### Task description
Take every line where the string "Upright" appears and copy it.

[Items listed in a dataset]
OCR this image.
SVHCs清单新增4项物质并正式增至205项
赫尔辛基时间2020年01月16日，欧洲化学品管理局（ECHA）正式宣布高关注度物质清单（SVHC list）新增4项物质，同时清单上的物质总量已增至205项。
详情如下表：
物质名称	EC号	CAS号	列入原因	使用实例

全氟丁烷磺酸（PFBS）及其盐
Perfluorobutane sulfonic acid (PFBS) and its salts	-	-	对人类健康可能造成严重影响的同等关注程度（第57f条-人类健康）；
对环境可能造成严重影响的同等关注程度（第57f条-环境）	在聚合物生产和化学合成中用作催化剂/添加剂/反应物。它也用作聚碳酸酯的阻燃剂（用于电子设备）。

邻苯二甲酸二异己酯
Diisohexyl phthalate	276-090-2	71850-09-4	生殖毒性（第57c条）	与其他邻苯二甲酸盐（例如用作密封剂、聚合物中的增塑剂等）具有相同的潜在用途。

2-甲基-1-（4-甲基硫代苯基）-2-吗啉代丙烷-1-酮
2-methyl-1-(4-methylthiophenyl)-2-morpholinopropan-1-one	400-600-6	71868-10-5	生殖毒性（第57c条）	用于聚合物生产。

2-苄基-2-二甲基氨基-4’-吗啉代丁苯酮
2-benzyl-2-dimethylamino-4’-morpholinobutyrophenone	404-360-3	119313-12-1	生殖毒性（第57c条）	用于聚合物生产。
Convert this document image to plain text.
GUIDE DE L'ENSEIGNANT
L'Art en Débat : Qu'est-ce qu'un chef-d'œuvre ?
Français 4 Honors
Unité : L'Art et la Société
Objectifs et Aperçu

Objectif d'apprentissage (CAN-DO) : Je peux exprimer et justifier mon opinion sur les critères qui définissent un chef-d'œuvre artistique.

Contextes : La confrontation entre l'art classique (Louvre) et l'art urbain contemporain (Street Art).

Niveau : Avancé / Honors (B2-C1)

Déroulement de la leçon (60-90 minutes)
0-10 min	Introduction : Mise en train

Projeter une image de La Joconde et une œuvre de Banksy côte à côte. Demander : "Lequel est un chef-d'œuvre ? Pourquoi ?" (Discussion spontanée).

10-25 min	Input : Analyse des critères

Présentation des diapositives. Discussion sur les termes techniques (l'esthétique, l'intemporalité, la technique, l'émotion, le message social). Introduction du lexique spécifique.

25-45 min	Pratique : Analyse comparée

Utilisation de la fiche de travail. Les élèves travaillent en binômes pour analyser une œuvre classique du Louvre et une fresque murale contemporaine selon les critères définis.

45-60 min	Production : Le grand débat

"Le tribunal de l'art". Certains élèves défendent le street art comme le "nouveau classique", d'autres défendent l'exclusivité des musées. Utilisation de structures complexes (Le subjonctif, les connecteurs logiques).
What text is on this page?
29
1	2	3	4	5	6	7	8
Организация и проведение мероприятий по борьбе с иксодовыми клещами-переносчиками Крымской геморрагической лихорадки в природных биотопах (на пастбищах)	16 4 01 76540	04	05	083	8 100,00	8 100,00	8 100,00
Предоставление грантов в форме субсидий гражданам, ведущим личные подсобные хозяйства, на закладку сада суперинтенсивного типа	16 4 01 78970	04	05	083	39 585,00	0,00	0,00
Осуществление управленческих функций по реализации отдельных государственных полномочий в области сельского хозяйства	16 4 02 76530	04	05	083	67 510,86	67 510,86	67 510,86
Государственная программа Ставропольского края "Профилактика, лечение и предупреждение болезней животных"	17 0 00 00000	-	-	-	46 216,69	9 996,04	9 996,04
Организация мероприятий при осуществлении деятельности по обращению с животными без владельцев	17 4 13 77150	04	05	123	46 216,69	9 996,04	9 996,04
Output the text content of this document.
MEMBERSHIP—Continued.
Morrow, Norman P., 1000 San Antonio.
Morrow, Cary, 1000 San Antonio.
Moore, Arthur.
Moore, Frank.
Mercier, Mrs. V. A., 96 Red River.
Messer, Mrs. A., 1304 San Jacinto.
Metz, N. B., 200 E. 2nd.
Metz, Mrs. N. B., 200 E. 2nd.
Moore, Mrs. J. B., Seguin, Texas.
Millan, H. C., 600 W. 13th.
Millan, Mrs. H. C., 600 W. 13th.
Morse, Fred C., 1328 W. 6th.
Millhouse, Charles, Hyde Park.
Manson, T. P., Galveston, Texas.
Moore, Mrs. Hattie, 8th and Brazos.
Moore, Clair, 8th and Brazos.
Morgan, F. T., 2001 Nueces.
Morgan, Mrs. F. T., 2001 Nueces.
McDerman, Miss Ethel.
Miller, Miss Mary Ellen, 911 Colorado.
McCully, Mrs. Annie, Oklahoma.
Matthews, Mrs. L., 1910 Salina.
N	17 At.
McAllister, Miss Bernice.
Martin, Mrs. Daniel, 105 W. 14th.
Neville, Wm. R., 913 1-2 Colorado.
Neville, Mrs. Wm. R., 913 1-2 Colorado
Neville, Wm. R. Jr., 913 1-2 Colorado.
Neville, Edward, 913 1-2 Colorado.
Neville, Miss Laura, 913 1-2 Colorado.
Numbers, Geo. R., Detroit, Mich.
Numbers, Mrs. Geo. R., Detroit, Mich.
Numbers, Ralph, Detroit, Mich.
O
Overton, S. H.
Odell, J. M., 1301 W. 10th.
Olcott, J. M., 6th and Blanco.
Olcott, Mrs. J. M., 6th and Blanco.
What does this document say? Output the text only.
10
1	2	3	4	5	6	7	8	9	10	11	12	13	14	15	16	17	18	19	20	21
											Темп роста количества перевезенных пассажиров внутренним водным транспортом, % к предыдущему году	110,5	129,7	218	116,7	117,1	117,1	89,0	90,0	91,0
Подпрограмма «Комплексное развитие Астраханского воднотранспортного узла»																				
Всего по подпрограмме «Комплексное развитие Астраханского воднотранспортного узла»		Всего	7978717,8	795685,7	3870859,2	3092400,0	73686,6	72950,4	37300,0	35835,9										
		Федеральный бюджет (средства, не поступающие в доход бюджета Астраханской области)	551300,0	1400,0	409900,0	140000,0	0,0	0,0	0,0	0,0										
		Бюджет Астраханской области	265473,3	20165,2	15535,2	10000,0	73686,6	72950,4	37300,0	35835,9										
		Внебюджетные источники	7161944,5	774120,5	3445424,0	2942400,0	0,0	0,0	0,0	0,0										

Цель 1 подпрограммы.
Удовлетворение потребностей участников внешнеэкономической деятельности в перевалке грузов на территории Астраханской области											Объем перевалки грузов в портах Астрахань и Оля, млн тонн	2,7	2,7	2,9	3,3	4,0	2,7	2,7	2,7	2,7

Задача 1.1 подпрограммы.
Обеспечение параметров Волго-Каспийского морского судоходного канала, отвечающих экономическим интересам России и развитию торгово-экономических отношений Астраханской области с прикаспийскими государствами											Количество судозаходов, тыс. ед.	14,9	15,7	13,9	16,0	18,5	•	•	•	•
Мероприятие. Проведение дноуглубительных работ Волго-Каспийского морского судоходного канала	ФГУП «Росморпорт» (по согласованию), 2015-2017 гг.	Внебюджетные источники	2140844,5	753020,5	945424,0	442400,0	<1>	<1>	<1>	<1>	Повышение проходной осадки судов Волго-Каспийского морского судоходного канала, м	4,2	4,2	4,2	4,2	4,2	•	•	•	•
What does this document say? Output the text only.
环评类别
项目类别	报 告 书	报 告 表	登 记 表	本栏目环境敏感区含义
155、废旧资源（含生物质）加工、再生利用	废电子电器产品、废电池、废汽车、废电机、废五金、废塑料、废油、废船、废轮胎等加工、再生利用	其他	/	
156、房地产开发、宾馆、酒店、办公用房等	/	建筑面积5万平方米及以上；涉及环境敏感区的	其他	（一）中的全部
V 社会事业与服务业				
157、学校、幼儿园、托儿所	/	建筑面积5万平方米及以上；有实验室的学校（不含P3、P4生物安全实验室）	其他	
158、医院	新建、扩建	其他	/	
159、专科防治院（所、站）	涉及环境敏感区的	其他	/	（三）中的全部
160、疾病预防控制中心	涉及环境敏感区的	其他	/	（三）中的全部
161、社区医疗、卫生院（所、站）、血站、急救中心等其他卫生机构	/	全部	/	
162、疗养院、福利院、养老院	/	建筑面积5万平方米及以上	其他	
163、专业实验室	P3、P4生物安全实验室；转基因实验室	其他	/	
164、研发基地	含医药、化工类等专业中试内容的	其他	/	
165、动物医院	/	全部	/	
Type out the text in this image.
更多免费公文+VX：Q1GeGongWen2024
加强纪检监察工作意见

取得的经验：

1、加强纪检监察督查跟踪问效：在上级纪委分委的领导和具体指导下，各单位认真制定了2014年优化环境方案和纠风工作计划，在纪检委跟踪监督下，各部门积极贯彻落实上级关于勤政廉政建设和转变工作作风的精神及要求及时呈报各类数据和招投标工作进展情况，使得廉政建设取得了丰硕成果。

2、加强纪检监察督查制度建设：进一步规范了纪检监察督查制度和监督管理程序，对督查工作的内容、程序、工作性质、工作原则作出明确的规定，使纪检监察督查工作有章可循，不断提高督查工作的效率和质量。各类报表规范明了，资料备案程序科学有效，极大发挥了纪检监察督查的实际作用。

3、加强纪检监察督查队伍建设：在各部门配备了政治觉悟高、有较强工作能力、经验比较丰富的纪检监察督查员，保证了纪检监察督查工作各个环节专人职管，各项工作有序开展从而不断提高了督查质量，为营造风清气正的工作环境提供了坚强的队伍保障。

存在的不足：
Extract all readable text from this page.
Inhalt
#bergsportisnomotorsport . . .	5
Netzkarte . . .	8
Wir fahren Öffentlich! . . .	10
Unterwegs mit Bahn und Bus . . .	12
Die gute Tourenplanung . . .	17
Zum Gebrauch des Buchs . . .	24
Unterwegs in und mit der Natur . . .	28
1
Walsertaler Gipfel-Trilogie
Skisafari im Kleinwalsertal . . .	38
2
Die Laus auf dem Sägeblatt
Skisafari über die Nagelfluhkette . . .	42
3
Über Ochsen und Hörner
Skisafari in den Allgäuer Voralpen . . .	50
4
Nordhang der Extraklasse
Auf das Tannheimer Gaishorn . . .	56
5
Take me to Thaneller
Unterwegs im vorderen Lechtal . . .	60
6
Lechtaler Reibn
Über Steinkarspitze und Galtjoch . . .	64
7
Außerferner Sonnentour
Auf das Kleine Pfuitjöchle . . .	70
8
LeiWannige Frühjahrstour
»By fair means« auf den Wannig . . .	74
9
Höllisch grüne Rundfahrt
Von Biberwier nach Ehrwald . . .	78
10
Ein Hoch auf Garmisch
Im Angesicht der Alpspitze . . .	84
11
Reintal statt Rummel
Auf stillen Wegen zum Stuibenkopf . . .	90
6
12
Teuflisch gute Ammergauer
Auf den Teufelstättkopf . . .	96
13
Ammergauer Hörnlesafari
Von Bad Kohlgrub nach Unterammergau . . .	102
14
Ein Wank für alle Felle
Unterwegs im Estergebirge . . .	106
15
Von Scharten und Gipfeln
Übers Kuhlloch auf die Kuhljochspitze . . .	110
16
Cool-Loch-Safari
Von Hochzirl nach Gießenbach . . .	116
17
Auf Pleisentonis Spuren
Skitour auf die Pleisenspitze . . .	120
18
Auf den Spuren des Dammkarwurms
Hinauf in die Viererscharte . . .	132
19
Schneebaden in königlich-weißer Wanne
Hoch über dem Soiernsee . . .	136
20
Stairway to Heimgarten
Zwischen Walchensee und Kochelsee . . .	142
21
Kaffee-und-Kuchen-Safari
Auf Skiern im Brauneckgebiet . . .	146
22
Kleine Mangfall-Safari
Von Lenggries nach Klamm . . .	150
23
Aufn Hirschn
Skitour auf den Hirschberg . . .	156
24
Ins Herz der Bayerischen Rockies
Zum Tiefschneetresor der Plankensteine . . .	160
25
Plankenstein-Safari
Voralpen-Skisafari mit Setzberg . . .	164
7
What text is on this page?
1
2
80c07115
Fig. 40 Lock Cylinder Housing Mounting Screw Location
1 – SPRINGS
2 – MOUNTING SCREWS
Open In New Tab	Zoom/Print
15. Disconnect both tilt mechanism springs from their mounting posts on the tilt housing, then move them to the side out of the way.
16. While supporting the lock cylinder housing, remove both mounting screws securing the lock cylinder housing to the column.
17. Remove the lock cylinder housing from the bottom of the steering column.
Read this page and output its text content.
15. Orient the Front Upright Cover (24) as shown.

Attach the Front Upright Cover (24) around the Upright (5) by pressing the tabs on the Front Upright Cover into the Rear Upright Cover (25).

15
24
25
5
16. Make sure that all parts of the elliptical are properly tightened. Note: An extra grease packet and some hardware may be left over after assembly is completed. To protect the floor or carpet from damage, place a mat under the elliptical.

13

### Finished task
15. Orient the Front Upright Cover (24) as shown.
Attach the Front Upright Cover (24) around the Upright (5) by pressing the tabs on the Front Upright Cover into the Rear Upright Cover (25).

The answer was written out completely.